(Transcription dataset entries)

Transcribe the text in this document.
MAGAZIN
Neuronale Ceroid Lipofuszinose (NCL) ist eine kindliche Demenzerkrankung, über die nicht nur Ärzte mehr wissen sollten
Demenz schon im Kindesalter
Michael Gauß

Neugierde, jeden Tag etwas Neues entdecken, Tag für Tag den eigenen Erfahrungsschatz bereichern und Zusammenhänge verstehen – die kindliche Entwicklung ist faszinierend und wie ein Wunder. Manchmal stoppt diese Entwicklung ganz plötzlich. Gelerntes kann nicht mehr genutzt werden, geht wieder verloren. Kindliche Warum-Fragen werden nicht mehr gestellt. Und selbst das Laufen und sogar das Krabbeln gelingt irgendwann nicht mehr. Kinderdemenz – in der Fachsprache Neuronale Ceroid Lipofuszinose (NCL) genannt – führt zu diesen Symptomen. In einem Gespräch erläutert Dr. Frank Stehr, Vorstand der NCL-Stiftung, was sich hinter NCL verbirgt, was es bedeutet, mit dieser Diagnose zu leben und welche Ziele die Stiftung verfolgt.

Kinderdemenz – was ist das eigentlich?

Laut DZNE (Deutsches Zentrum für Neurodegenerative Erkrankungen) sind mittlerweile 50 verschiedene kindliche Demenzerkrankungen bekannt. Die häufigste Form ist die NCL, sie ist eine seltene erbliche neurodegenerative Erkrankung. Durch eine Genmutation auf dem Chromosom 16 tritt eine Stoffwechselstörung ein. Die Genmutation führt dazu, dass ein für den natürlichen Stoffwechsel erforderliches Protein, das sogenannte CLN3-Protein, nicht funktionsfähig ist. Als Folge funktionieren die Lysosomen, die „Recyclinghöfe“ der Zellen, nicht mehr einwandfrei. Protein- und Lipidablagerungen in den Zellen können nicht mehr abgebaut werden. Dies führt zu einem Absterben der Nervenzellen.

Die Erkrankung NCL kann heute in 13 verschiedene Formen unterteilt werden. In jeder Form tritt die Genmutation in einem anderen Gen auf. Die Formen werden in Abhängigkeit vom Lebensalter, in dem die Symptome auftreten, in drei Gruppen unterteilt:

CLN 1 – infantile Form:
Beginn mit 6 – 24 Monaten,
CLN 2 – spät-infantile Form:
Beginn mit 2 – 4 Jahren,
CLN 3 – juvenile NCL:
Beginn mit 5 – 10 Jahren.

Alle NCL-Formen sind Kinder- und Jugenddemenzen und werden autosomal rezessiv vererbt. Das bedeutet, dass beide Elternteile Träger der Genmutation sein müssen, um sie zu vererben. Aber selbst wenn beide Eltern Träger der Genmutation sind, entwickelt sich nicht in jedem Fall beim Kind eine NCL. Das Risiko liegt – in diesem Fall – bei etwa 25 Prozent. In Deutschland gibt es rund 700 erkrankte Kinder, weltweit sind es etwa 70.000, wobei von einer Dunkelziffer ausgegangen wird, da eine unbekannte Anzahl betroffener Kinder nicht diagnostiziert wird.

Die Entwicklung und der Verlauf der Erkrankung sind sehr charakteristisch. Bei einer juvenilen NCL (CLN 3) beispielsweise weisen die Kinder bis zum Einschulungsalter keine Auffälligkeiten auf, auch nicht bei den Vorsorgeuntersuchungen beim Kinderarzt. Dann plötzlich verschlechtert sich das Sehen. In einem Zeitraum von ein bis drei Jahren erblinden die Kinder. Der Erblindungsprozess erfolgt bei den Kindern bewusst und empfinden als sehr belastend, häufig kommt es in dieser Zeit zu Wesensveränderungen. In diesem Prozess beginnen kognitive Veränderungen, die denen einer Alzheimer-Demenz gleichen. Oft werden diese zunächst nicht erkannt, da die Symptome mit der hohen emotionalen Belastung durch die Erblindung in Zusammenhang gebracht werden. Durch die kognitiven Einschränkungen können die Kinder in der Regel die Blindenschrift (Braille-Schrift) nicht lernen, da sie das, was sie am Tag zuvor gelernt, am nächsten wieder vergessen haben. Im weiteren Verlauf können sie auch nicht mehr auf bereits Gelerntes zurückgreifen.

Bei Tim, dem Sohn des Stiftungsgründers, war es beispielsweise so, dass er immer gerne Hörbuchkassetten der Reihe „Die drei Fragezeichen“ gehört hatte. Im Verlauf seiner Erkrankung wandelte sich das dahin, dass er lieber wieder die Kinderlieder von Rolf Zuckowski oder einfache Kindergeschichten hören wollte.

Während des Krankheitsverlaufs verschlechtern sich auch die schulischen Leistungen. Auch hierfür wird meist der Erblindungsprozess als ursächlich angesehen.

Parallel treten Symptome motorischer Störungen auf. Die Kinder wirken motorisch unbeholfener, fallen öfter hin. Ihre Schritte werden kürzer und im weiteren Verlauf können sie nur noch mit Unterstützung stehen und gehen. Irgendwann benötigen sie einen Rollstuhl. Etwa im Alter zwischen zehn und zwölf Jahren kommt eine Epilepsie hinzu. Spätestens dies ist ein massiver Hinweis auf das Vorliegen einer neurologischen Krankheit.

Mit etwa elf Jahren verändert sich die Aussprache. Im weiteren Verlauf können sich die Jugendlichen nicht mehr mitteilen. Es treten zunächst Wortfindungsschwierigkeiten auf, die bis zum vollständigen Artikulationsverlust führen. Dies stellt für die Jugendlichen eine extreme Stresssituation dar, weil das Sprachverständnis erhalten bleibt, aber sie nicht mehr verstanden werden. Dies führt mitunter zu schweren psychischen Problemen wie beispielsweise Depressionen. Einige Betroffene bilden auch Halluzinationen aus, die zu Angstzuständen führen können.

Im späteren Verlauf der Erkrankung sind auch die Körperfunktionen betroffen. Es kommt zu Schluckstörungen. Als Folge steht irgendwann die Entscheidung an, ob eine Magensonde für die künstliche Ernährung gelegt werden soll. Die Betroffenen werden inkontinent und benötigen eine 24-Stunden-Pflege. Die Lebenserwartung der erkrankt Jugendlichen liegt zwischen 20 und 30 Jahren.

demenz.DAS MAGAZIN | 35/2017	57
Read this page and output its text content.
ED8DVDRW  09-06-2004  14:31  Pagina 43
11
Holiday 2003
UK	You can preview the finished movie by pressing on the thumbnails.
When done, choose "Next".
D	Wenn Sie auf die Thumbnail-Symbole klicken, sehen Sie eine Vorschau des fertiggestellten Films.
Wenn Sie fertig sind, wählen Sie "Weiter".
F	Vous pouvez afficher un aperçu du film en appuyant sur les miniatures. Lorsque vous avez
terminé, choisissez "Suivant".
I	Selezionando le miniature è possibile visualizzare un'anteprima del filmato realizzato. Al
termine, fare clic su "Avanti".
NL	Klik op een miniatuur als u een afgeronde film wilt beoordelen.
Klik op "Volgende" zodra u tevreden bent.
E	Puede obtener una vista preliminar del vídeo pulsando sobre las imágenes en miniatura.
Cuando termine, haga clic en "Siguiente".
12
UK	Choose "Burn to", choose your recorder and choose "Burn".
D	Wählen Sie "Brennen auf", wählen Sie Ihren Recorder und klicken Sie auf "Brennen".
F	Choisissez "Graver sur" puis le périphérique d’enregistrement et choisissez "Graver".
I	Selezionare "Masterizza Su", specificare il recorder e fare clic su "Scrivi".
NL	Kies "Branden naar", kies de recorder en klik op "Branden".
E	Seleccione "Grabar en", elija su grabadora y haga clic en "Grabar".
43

* **EXERCISE**
Reproduce each line of the records in which the string "haga" appears.

* **FINISHED EXERCISE**
Cuando termine, haga clic en "Siguiente".
E	Seleccione "Grabar en", elija su grabadora y haga clic en "Grabar".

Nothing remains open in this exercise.